§ Your goal
Say how many lines of the material below contain the word "this", with no other words.

§ Material to process
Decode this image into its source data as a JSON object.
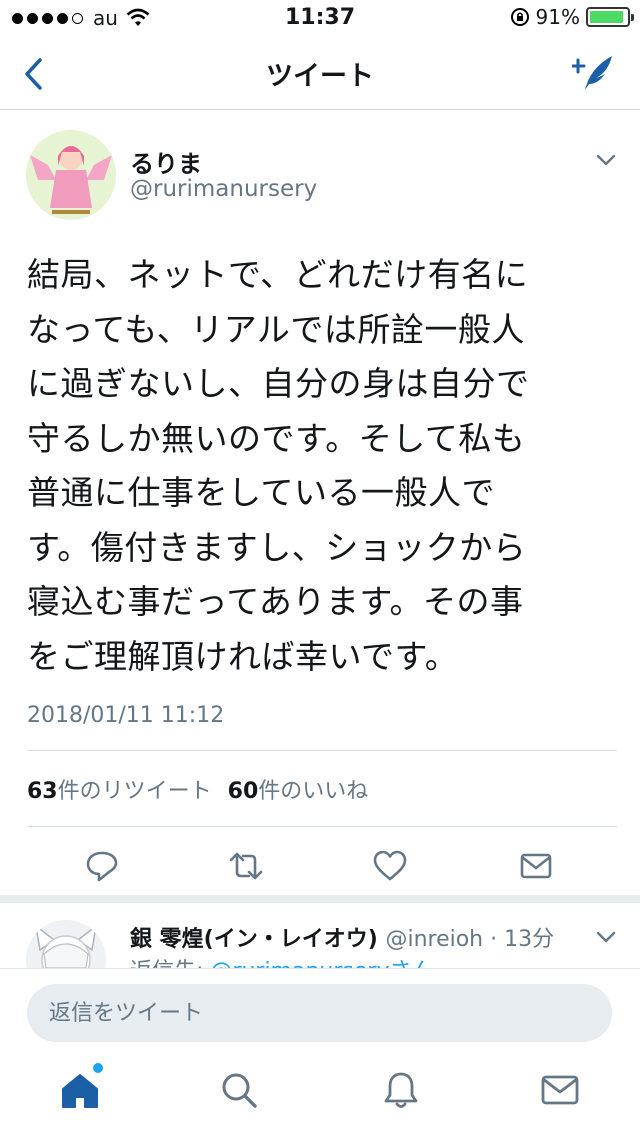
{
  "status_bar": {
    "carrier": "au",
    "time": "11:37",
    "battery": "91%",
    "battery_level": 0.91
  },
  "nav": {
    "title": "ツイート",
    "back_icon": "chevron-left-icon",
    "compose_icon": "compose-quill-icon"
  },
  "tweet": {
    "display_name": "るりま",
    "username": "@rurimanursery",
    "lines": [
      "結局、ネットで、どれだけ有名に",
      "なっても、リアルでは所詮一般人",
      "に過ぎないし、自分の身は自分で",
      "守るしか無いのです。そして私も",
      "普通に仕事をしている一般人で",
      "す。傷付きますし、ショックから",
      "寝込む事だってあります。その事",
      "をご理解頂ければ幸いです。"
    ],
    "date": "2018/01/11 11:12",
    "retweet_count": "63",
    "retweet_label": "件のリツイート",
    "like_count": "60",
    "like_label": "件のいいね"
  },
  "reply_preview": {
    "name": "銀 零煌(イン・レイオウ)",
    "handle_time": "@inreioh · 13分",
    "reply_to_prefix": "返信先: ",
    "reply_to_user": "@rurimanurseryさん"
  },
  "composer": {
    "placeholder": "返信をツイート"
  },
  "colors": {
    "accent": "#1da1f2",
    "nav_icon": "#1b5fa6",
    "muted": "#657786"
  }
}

==

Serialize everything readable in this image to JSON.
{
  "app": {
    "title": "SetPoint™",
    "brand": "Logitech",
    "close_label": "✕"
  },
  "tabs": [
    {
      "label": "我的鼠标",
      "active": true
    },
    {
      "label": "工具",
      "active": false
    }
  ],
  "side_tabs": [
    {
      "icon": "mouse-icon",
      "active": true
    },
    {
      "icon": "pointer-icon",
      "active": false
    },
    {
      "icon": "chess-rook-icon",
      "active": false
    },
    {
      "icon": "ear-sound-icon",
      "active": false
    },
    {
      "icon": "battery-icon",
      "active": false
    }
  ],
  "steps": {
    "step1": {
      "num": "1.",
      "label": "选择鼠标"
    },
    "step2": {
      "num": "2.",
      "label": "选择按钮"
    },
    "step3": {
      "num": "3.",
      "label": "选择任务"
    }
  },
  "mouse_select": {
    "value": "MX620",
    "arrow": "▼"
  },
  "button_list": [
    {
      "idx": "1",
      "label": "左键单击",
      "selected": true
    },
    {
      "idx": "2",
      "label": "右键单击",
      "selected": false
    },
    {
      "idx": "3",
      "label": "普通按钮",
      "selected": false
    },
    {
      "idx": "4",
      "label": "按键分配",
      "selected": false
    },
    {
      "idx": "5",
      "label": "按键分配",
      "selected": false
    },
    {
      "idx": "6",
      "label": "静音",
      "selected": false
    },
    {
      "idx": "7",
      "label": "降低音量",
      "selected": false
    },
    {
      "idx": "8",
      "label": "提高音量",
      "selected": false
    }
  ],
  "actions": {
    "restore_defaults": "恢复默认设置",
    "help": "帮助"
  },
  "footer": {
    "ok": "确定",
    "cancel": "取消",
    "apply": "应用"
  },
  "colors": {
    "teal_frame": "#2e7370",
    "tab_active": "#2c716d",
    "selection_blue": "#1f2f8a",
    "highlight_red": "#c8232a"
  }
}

§ Output of the exercise
2